Data provided.
------------------------

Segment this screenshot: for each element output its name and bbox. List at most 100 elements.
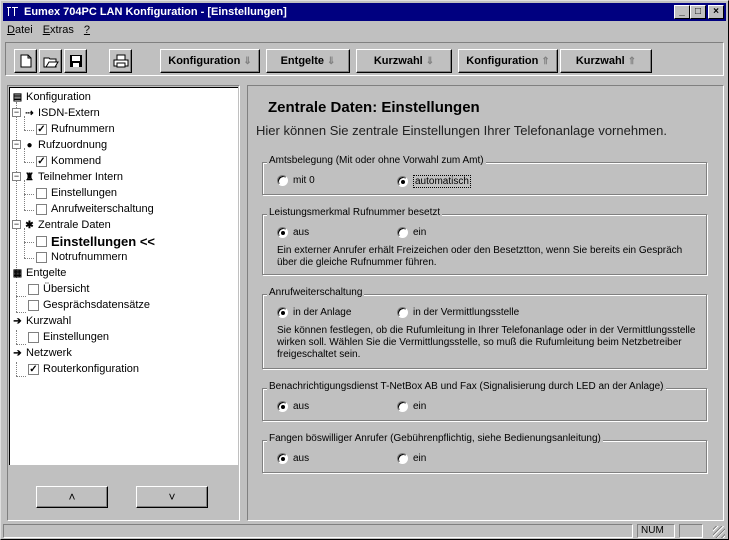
minimize-button[interactable]: _ (674, 5, 690, 19)
tree-item-anrufweiterschaltung[interactable]: Anrufweiterschaltung (36, 201, 154, 217)
nav-konfiguration-up-button[interactable]: Konfiguration ⇑ (458, 49, 558, 73)
tree-item-netzwerk[interactable]: ➔ Netzwerk (12, 345, 72, 361)
status-bar: NUM (3, 523, 726, 539)
tree-item-uebersicht[interactable]: Übersicht (28, 281, 89, 297)
menu-help[interactable]: ? (80, 23, 96, 39)
radio-label: mit 0 (293, 175, 315, 186)
radio-mit-0[interactable]: mit 0 (277, 175, 315, 186)
arrow-up-icon: ⇑ (627, 55, 637, 67)
tree-down-button[interactable]: ˅ (136, 486, 208, 508)
collapse-icon[interactable]: − (12, 140, 21, 149)
checkbox-unchecked-icon[interactable] (36, 187, 47, 199)
group-amtsbelegung: Amtsbelegung (Mit oder ohne Vorwahl zum … (262, 155, 708, 196)
radio-selected-icon (277, 453, 288, 464)
tree-item-label: Entgelte (26, 267, 67, 279)
isdn-icon: ⇢ (25, 107, 34, 119)
nav-button-label: Entgelte (280, 55, 324, 67)
nav-kurzwahl-down-button[interactable]: Kurzwahl ⇓ (356, 49, 452, 73)
group-legend: Benachrichtigungsdienst T-NetBox AB und … (267, 381, 666, 392)
save-disk-icon[interactable] (64, 49, 87, 73)
radio-fangen-ein[interactable]: ein (397, 453, 426, 464)
resize-grip-icon[interactable] (713, 526, 725, 538)
page-subtitle: Hier können Sie zentrale Einstellungen I… (256, 123, 667, 138)
calculator-icon: ▦ (12, 267, 23, 279)
collapse-icon[interactable]: − (12, 108, 21, 117)
app-window: Eumex 704PC LAN Konfiguration - [Einstel… (0, 0, 729, 540)
collapse-icon[interactable]: − (12, 220, 21, 229)
tree-item-zentrale-daten[interactable]: ✱ Zentrale Daten (24, 217, 111, 233)
tree-item-teilnehmer-intern[interactable]: ♜ Teilnehmer Intern (24, 169, 123, 185)
close-button[interactable]: × (708, 5, 724, 19)
radio-label: in der Vermittlungsstelle (413, 307, 520, 318)
radio-icon (397, 227, 408, 238)
config-tree: ▤ Konfiguration − ⇢ ISDN-Extern ✓ Rufnummer… (9, 87, 238, 465)
collapse-icon[interactable]: − (12, 172, 21, 181)
tree-item-label: Netzwerk (26, 347, 72, 359)
group-legend: Fangen böswilliger Anrufer (Gebührenpfli… (267, 433, 603, 444)
nav-entgelte-down-button[interactable]: Entgelte ⇓ (266, 49, 350, 73)
tree-item-konfiguration[interactable]: ▤ Konfiguration (12, 89, 91, 105)
tree-up-button[interactable]: ˄ (36, 486, 108, 508)
arrow-down-icon: ⇓ (425, 55, 435, 67)
radio-selected-icon (277, 307, 288, 318)
group-description: Ein externer Anrufer erhält Freizeichen … (277, 245, 683, 268)
nav-konfiguration-down-button[interactable]: Konfiguration ⇓ (160, 49, 260, 73)
checkbox-unchecked-icon[interactable] (28, 299, 39, 311)
checkbox-checked-icon[interactable]: ✓ (36, 155, 47, 167)
radio-label: aus (293, 453, 310, 464)
radio-icon (277, 175, 288, 186)
menu-extras[interactable]: Extras (39, 23, 80, 39)
tree-item-label: Rufnummern (51, 123, 115, 135)
nav-button-label: Kurzwahl (575, 55, 625, 67)
radio-fangen-aus[interactable]: aus (277, 453, 309, 464)
tree-item-notrufnummern[interactable]: Notrufnummern (36, 249, 127, 265)
radio-icon (397, 453, 408, 464)
maximize-button[interactable]: □ (690, 5, 706, 19)
tree-item-rufzuordnung[interactable]: ● Rufzuordnung (24, 137, 107, 153)
navigation-panel: ▤ Konfiguration − ⇢ ISDN-Extern ✓ Rufnummer… (7, 85, 240, 521)
app-icon (6, 5, 20, 19)
radio-selected-icon (277, 227, 288, 238)
radio-automatisch[interactable]: automatisch (397, 175, 471, 188)
tree-item-isdn-extern[interactable]: ⇢ ISDN-Extern (24, 105, 99, 121)
tree-item-label: Routerkonfiguration (43, 363, 140, 375)
tree-item-einstellungen-current[interactable]: Einstellungen << (36, 233, 155, 249)
tree-item-einstellungen-kurzwahl[interactable]: Einstellungen (28, 329, 109, 345)
menu-datei[interactable]: Datei (3, 23, 39, 39)
checkbox-unchecked-icon[interactable] (36, 235, 47, 247)
radio-label: ein (413, 401, 427, 412)
group-legend: Leistungsmerkmal Rufnummer besetzt (267, 207, 443, 218)
nav-kurzwahl-up-button[interactable]: Kurzwahl ⇑ (560, 49, 652, 73)
tree-item-label: Anrufweiterschaltung (51, 203, 154, 215)
checkbox-checked-icon[interactable]: ✓ (36, 123, 47, 135)
radio-netbox-ein[interactable]: ein (397, 401, 426, 412)
tree-item-routerkonfiguration[interactable]: ✓ Routerkonfiguration (28, 361, 139, 377)
open-folder-icon[interactable] (39, 49, 62, 73)
title-bar: Eumex 704PC LAN Konfiguration - [Einstel… (3, 3, 726, 21)
radio-in-der-anlage[interactable]: in der Anlage (277, 307, 351, 318)
tree-item-label: Zentrale Daten (38, 219, 111, 231)
new-file-icon[interactable] (14, 49, 37, 73)
tree-item-entgelte[interactable]: ▦ Entgelte (12, 265, 67, 281)
radio-besetzt-ein[interactable]: ein (397, 227, 426, 238)
radio-besetzt-aus[interactable]: aus (277, 227, 309, 238)
radio-icon (397, 307, 408, 318)
radio-selected-icon (277, 401, 288, 412)
checkbox-unchecked-icon[interactable] (36, 203, 47, 215)
radio-netbox-aus[interactable]: aus (277, 401, 309, 412)
radio-label: ein (413, 227, 427, 238)
tree-item-kurzwahl[interactable]: ➔ Kurzwahl (12, 313, 71, 329)
tree-item-kommend[interactable]: ✓ Kommend (36, 153, 101, 169)
tree-item-gespraechsdatensaetze[interactable]: Gesprächsdatensätze (28, 297, 150, 313)
checkbox-unchecked-icon[interactable] (36, 251, 47, 263)
checkbox-checked-icon[interactable]: ✓ (28, 363, 39, 375)
group-benachrichtigungsdienst: Benachrichtigungsdienst T-NetBox AB und … (262, 381, 708, 422)
checkbox-unchecked-icon[interactable] (28, 331, 39, 343)
checkbox-unchecked-icon[interactable] (28, 283, 39, 295)
group-legend: Amtsbelegung (Mit oder ohne Vorwahl zum … (267, 155, 486, 166)
tree-item-einstellungen-intern[interactable]: Einstellungen (36, 185, 117, 201)
group-anrufweiterschaltung: Anrufweiterschaltung in der Anlage in de… (262, 287, 708, 370)
radio-in-der-vermittlungsstelle[interactable]: in der Vermittlungsstelle (397, 307, 519, 318)
print-icon[interactable] (109, 49, 132, 73)
tree-item-rufnummern[interactable]: ✓ Rufnummern (36, 121, 115, 137)
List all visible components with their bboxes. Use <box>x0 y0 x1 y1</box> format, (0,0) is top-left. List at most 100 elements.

------------------------

Exercise aim. Rewrite all of the material above, changing every occurrence of "checkbox-unchecked-icon" to "checkbox-empty-icon" and keeping everything else unchanged. Leave the pictures out of your answer.

Result of this exercise.
Segment this screenshot: for each element output its name and bbox. List at most 100 elements.
minimize-button[interactable]: _ (674, 5, 690, 19)
tree-item-anrufweiterschaltung[interactable]: Anrufweiterschaltung (36, 201, 154, 217)
nav-konfiguration-up-button[interactable]: Konfiguration ⇑ (458, 49, 558, 73)
tree-item-netzwerk[interactable]: ➔ Netzwerk (12, 345, 72, 361)
status-bar: NUM (3, 523, 726, 539)
tree-item-uebersicht[interactable]: Übersicht (28, 281, 89, 297)
menu-help[interactable]: ? (80, 23, 96, 39)
radio-label: mit 0 (293, 175, 315, 186)
radio-mit-0[interactable]: mit 0 (277, 175, 315, 186)
arrow-up-icon: ⇑ (627, 55, 637, 67)
tree-down-button[interactable]: ˅ (136, 486, 208, 508)
collapse-icon[interactable]: − (12, 140, 21, 149)
checkbox-empty-icon[interactable] (36, 187, 47, 199)
group-amtsbelegung: Amtsbelegung (Mit oder ohne Vorwahl zum … (262, 155, 708, 196)
radio-selected-icon (277, 453, 288, 464)
tree-item-label: Entgelte (26, 267, 67, 279)
isdn-icon: ⇢ (25, 107, 34, 119)
nav-button-label: Entgelte (280, 55, 324, 67)
nav-kurzwahl-down-button[interactable]: Kurzwahl ⇓ (356, 49, 452, 73)
group-legend: Benachrichtigungsdienst T-NetBox AB und … (267, 381, 666, 392)
save-disk-icon[interactable] (64, 49, 87, 73)
radio-fangen-ein[interactable]: ein (397, 453, 426, 464)
resize-grip-icon[interactable] (713, 526, 725, 538)
page-subtitle: Hier können Sie zentrale Einstellungen I… (256, 123, 667, 138)
calculator-icon: ▦ (12, 267, 23, 279)
collapse-icon[interactable]: − (12, 108, 21, 117)
app-window: Eumex 704PC LAN Konfiguration - [Einstel… (0, 0, 729, 540)
collapse-icon[interactable]: − (12, 220, 21, 229)
tree-item-zentrale-daten[interactable]: ✱ Zentrale Daten (24, 217, 111, 233)
tree-item-teilnehmer-intern[interactable]: ♜ Teilnehmer Intern (24, 169, 123, 185)
close-button[interactable]: × (708, 5, 724, 19)
radio-label: in der Vermittlungsstelle (413, 307, 520, 318)
radio-icon (397, 227, 408, 238)
config-tree: ▤ Konfiguration − ⇢ ISDN-Extern ✓ Rufnummer… (9, 87, 238, 465)
collapse-icon[interactable]: − (12, 172, 21, 181)
tree-item-label: Netzwerk (26, 347, 72, 359)
group-legend: Fangen böswilliger Anrufer (Gebührenpfli… (267, 433, 603, 444)
nav-entgelte-down-button[interactable]: Entgelte ⇓ (266, 49, 350, 73)
tree-item-konfiguration[interactable]: ▤ Konfiguration (12, 89, 91, 105)
tree-up-button[interactable]: ˄ (36, 486, 108, 508)
arrow-down-icon: ⇓ (425, 55, 435, 67)
radio-selected-icon (277, 307, 288, 318)
group-description: Ein externer Anrufer erhält Freizeichen … (277, 245, 683, 268)
nav-konfiguration-down-button[interactable]: Konfiguration ⇓ (160, 49, 260, 73)
checkbox-empty-icon[interactable] (28, 299, 39, 311)
checkbox-checked-icon[interactable]: ✓ (36, 155, 47, 167)
radio-label: aus (293, 453, 310, 464)
radio-icon (277, 175, 288, 186)
menu-extras[interactable]: Extras (39, 23, 80, 39)
tree-item-label: Rufnummern (51, 123, 115, 135)
nav-button-label: Kurzwahl (575, 55, 625, 67)
radio-fangen-aus[interactable]: aus (277, 453, 309, 464)
tree-item-notrufnummern[interactable]: Notrufnummern (36, 249, 127, 265)
radio-icon (397, 453, 408, 464)
maximize-button[interactable]: □ (690, 5, 706, 19)
tree-item-rufzuordnung[interactable]: ● Rufzuordnung (24, 137, 107, 153)
navigation-panel: ▤ Konfiguration − ⇢ ISDN-Extern ✓ Rufnummer… (7, 85, 240, 521)
app-icon (6, 5, 20, 19)
radio-selected-icon (277, 227, 288, 238)
radio-automatisch[interactable]: automatisch (397, 175, 471, 188)
tree-item-isdn-extern[interactable]: ⇢ ISDN-Extern (24, 105, 99, 121)
tree-item-label: Routerkonfiguration (43, 363, 140, 375)
tree-item-einstellungen-current[interactable]: Einstellungen << (36, 233, 155, 249)
tree-item-einstellungen-kurzwahl[interactable]: Einstellungen (28, 329, 109, 345)
menu-datei[interactable]: Datei (3, 23, 39, 39)
checkbox-empty-icon[interactable] (36, 235, 47, 247)
radio-label: ein (413, 401, 427, 412)
group-legend: Leistungsmerkmal Rufnummer besetzt (267, 207, 443, 218)
nav-kurzwahl-up-button[interactable]: Kurzwahl ⇑ (560, 49, 652, 73)
tree-item-label: Anrufweiterschaltung (51, 203, 154, 215)
checkbox-checked-icon[interactable]: ✓ (36, 123, 47, 135)
radio-netbox-ein[interactable]: ein (397, 401, 426, 412)
tree-item-routerkonfiguration[interactable]: ✓ Routerkonfiguration (28, 361, 139, 377)
open-folder-icon[interactable] (39, 49, 62, 73)
title-bar: Eumex 704PC LAN Konfiguration - [Einstel… (3, 3, 726, 21)
radio-in-der-anlage[interactable]: in der Anlage (277, 307, 351, 318)
tree-item-label: Zentrale Daten (38, 219, 111, 231)
new-file-icon[interactable] (14, 49, 37, 73)
tree-item-entgelte[interactable]: ▦ Entgelte (12, 265, 67, 281)
radio-besetzt-ein[interactable]: ein (397, 227, 426, 238)
radio-besetzt-aus[interactable]: aus (277, 227, 309, 238)
radio-icon (397, 307, 408, 318)
radio-selected-icon (277, 401, 288, 412)
checkbox-empty-icon[interactable] (36, 203, 47, 215)
radio-netbox-aus[interactable]: aus (277, 401, 309, 412)
radio-label: ein (413, 227, 427, 238)
tree-item-kurzwahl[interactable]: ➔ Kurzwahl (12, 313, 71, 329)
tree-item-kommend[interactable]: ✓ Kommend (36, 153, 101, 169)
tree-item-gespraechsdatensaetze[interactable]: Gesprächsdatensätze (28, 297, 150, 313)
checkbox-empty-icon[interactable] (36, 251, 47, 263)
checkbox-checked-icon[interactable]: ✓ (28, 363, 39, 375)
group-benachrichtigungsdienst: Benachrichtigungsdienst T-NetBox AB und … (262, 381, 708, 422)
checkbox-empty-icon[interactable] (28, 331, 39, 343)
checkbox-empty-icon[interactable] (28, 283, 39, 295)
group-legend: Amtsbelegung (Mit oder ohne Vorwahl zum … (267, 155, 486, 166)
tree-item-einstellungen-intern[interactable]: Einstellungen (36, 185, 117, 201)
group-anrufweiterschaltung: Anrufweiterschaltung in der Anlage in de… (262, 287, 708, 370)
radio-in-der-vermittlungsstelle[interactable]: in der Vermittlungsstelle (397, 307, 519, 318)
print-icon[interactable] (109, 49, 132, 73)
tree-item-rufnummern[interactable]: ✓ Rufnummern (36, 121, 115, 137)
List all visible components with their bboxes. Use <box>x0 y0 x1 y1</box> format, (0,0) is top-left. List at most 100 elements.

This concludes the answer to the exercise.